### What the exercise asks
From the entries below, count the lines with "this". Write only the count.

### Material provided
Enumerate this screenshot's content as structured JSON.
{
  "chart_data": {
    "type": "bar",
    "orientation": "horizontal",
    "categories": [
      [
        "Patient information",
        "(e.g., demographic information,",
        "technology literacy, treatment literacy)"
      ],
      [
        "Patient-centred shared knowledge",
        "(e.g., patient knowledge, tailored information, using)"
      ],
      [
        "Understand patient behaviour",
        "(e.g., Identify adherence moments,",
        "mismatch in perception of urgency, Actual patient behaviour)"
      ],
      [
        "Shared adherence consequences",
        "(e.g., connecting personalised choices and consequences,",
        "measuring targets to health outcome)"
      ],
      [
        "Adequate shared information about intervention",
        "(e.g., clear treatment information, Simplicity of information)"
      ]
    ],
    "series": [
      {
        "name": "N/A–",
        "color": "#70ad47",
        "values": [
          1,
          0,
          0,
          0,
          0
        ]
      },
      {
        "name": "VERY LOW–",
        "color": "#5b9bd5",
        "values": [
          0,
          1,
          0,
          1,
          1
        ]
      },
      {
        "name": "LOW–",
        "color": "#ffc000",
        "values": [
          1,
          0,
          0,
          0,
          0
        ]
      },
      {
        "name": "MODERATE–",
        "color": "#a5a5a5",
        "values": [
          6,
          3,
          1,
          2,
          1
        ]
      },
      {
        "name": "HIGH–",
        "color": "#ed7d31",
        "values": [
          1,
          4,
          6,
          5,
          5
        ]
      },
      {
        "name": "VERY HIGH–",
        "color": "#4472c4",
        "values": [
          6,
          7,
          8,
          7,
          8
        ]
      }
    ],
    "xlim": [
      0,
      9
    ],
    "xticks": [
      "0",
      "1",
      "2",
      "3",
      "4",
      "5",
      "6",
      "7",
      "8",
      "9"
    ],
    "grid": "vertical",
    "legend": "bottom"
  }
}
...
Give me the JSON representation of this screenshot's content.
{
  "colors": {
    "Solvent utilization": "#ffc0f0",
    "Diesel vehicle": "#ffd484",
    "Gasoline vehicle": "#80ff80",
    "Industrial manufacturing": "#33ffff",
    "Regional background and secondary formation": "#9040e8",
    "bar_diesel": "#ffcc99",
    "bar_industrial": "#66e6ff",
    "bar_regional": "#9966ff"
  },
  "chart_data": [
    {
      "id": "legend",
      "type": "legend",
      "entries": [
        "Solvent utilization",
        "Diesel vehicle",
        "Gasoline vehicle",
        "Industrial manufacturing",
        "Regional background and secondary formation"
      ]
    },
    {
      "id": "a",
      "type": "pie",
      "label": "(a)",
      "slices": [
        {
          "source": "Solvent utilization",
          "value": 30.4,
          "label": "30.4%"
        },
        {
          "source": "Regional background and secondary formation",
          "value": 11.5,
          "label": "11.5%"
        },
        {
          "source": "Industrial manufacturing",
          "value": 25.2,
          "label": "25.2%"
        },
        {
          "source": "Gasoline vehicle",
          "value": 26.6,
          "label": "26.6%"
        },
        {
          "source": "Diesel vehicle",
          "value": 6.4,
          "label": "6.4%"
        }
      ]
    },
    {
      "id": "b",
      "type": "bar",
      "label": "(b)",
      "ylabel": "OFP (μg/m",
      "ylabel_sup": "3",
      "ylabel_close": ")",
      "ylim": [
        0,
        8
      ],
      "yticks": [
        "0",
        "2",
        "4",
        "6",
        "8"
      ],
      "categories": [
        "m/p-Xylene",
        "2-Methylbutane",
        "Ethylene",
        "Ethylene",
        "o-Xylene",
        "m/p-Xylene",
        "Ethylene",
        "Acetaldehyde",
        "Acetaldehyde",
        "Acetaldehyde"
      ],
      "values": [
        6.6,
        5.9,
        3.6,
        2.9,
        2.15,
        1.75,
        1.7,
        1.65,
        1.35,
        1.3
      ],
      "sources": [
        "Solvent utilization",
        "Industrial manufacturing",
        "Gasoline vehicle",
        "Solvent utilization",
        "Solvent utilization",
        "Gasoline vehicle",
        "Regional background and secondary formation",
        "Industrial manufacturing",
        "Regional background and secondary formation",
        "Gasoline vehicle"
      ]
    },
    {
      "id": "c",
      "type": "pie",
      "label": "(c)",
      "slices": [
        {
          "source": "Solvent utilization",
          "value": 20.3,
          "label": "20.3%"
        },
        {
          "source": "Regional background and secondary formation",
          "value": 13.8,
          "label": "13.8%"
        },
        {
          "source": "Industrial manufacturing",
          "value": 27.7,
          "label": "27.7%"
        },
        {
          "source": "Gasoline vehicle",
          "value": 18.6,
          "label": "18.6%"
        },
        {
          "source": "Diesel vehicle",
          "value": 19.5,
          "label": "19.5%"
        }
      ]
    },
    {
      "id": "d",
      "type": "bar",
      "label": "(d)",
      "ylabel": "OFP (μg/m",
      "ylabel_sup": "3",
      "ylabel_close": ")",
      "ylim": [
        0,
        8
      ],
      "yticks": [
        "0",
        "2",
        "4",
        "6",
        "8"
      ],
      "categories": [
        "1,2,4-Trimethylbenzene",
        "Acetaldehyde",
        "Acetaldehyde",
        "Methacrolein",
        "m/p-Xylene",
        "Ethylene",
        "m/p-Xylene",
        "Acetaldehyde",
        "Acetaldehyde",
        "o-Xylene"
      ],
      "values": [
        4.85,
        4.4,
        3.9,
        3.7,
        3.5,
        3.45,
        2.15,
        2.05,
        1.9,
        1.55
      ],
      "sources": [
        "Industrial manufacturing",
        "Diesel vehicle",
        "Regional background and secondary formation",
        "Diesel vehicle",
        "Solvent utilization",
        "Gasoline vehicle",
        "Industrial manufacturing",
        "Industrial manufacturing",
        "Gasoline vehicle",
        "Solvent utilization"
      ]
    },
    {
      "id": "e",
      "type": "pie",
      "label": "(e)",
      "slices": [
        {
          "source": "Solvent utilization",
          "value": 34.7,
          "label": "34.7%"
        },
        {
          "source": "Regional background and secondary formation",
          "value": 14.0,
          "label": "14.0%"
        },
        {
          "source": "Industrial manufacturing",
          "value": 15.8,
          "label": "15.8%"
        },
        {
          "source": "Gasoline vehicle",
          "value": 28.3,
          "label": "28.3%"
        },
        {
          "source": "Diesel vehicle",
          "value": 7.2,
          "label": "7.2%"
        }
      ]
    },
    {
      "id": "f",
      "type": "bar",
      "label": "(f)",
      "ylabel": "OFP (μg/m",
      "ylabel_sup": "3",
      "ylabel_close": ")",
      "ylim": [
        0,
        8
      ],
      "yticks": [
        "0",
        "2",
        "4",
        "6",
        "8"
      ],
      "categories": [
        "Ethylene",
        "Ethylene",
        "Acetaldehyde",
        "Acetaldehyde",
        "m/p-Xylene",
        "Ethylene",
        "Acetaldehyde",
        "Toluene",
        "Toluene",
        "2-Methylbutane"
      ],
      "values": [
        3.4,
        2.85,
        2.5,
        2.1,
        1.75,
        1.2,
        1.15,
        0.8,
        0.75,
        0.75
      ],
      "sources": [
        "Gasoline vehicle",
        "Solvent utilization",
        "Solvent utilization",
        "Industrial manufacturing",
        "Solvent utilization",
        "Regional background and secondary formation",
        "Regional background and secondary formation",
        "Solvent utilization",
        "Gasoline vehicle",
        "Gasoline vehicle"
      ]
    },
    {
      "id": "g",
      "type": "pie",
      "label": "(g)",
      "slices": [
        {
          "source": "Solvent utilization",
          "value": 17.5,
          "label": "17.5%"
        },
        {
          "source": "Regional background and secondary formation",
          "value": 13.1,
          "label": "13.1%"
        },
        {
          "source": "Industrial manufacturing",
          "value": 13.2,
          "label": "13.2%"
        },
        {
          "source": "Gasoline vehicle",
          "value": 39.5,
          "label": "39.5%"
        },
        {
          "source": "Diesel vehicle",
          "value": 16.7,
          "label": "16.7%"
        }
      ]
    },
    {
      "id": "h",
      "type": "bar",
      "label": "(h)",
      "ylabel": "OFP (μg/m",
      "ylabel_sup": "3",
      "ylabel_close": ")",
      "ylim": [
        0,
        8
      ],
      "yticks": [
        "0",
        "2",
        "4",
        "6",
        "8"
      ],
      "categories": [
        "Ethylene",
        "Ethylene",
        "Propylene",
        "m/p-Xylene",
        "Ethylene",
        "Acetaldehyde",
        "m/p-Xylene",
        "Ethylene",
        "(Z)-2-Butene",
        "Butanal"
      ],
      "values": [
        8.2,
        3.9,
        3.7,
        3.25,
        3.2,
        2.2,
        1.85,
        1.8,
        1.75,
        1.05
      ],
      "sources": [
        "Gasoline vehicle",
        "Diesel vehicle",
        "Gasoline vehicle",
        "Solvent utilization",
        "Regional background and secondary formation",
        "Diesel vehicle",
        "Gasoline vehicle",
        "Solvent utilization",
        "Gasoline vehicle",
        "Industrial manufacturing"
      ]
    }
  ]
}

### Solution
2